(Some records)
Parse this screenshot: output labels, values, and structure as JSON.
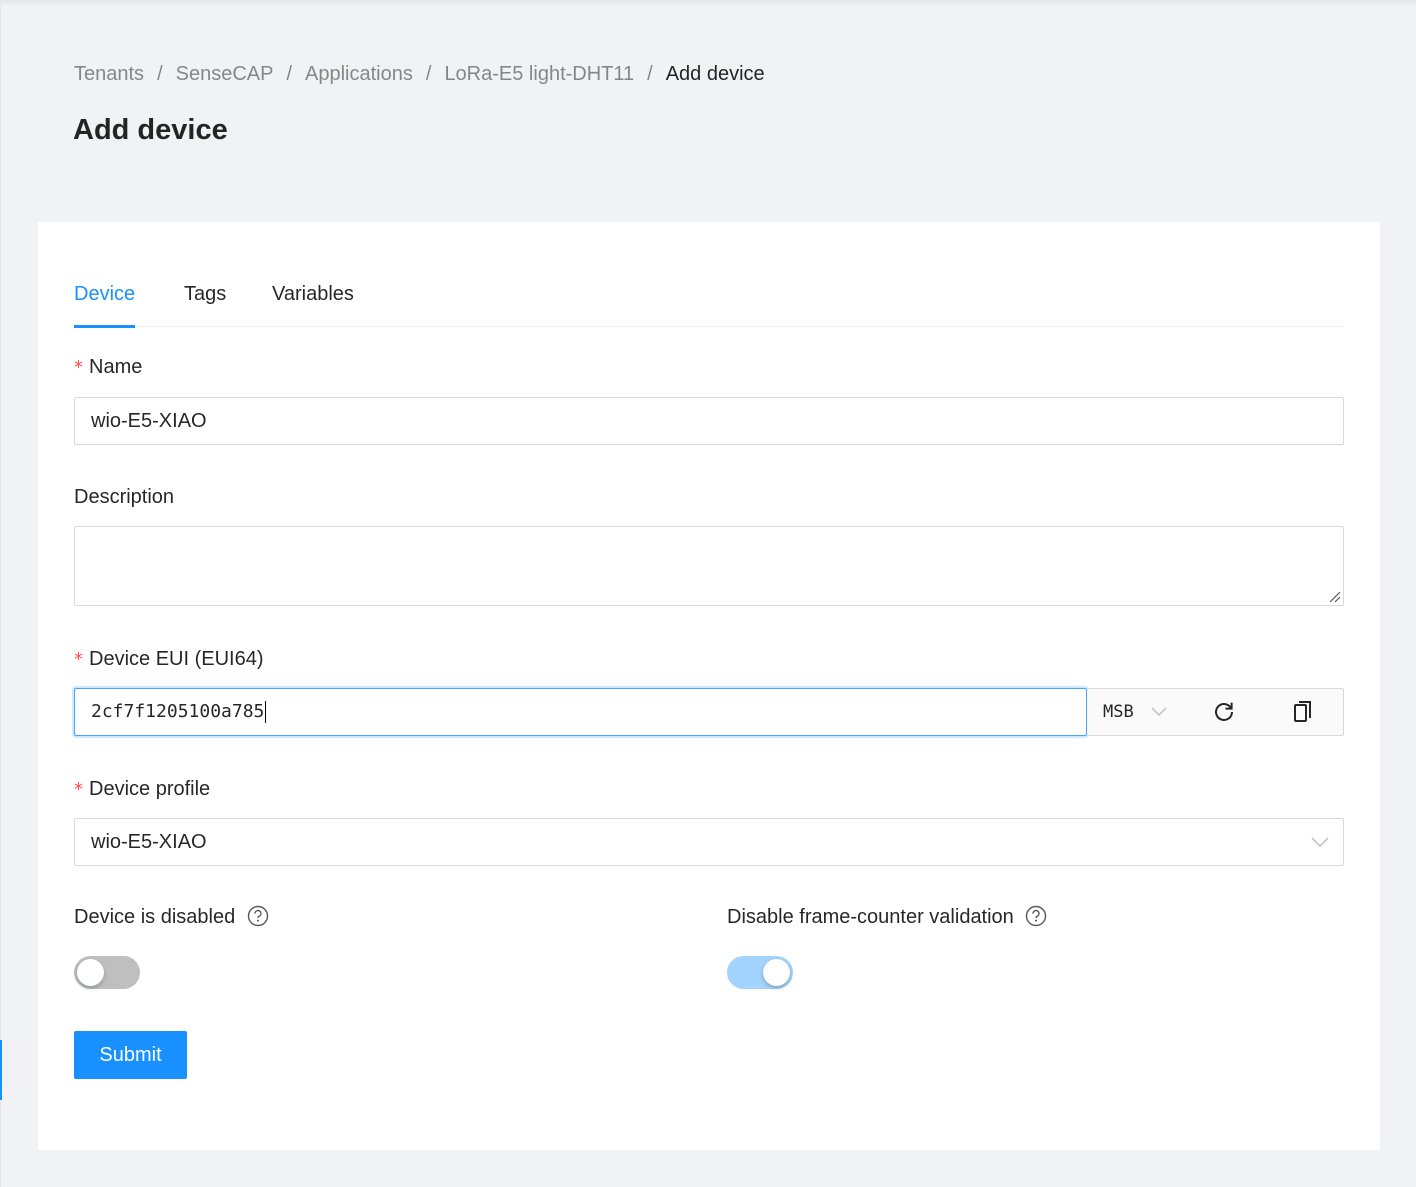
{
  "breadcrumb": {
    "items": [
      "Tenants",
      "SenseCAP",
      "Applications",
      "LoRa-E5 light-DHT11",
      "Add device"
    ],
    "separator": "/"
  },
  "page": {
    "title": "Add device"
  },
  "tabs": [
    {
      "label": "Device",
      "active": true
    },
    {
      "label": "Tags",
      "active": false
    },
    {
      "label": "Variables",
      "active": false
    }
  ],
  "form": {
    "required_mark": "*",
    "name": {
      "label": "Name",
      "value": "wio-E5-XIAO"
    },
    "description": {
      "label": "Description",
      "value": ""
    },
    "dev_eui": {
      "label": "Device EUI (EUI64)",
      "value": "2cf7f1205100a785",
      "byte_order": "MSB"
    },
    "device_profile": {
      "label": "Device profile",
      "value": "wio-E5-XIAO"
    },
    "device_disabled": {
      "label": "Device is disabled",
      "checked": false
    },
    "skip_fcnt_check": {
      "label": "Disable frame-counter validation",
      "checked": true
    },
    "submit_label": "Submit"
  },
  "colors": {
    "primary": "#1890ff",
    "required": "#ff4d4f",
    "page_bg": "#f0f2f5",
    "switch_on": "#a3d3ff",
    "switch_off": "#bfbfbf"
  },
  "icons": {
    "byte_order_dropdown": "chevron-down-icon",
    "generate": "refresh-icon",
    "copy": "copy-icon",
    "select": "chevron-down-icon",
    "help": "question-circle-icon"
  }
}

TASK REQUIREMENTS ->
Omit every picture, and otherwise quote the entries exactly.

FINAL RESULT ->
Parse this screenshot: output labels, values, and structure as JSON.
{
  "breadcrumb": {
    "items": [
      "Tenants",
      "SenseCAP",
      "Applications",
      "LoRa-E5 light-DHT11",
      "Add device"
    ],
    "separator": "/"
  },
  "page": {
    "title": "Add device"
  },
  "tabs": [
    {
      "label": "Device",
      "active": true
    },
    {
      "label": "Tags",
      "active": false
    },
    {
      "label": "Variables",
      "active": false
    }
  ],
  "form": {
    "required_mark": "*",
    "name": {
      "label": "Name",
      "value": "wio-E5-XIAO"
    },
    "description": {
      "label": "Description",
      "value": ""
    },
    "dev_eui": {
      "label": "Device EUI (EUI64)",
      "value": "2cf7f1205100a785",
      "byte_order": "MSB"
    },
    "device_profile": {
      "label": "Device profile",
      "value": "wio-E5-XIAO"
    },
    "device_disabled": {
      "label": "Device is disabled",
      "checked": false
    },
    "skip_fcnt_check": {
      "label": "Disable frame-counter validation",
      "checked": true
    },
    "submit_label": "Submit"
  },
  "colors": {
    "primary": "#1890ff",
    "required": "#ff4d4f",
    "page_bg": "#f0f2f5",
    "switch_on": "#a3d3ff",
    "switch_off": "#bfbfbf"
  },
  "icons": {
    "byte_order_dropdown": "chevron-down-icon",
    "generate": "refresh-icon",
    "copy": "copy-icon",
    "select": "chevron-down-icon",
    "help": "question-circle-icon"
  }
}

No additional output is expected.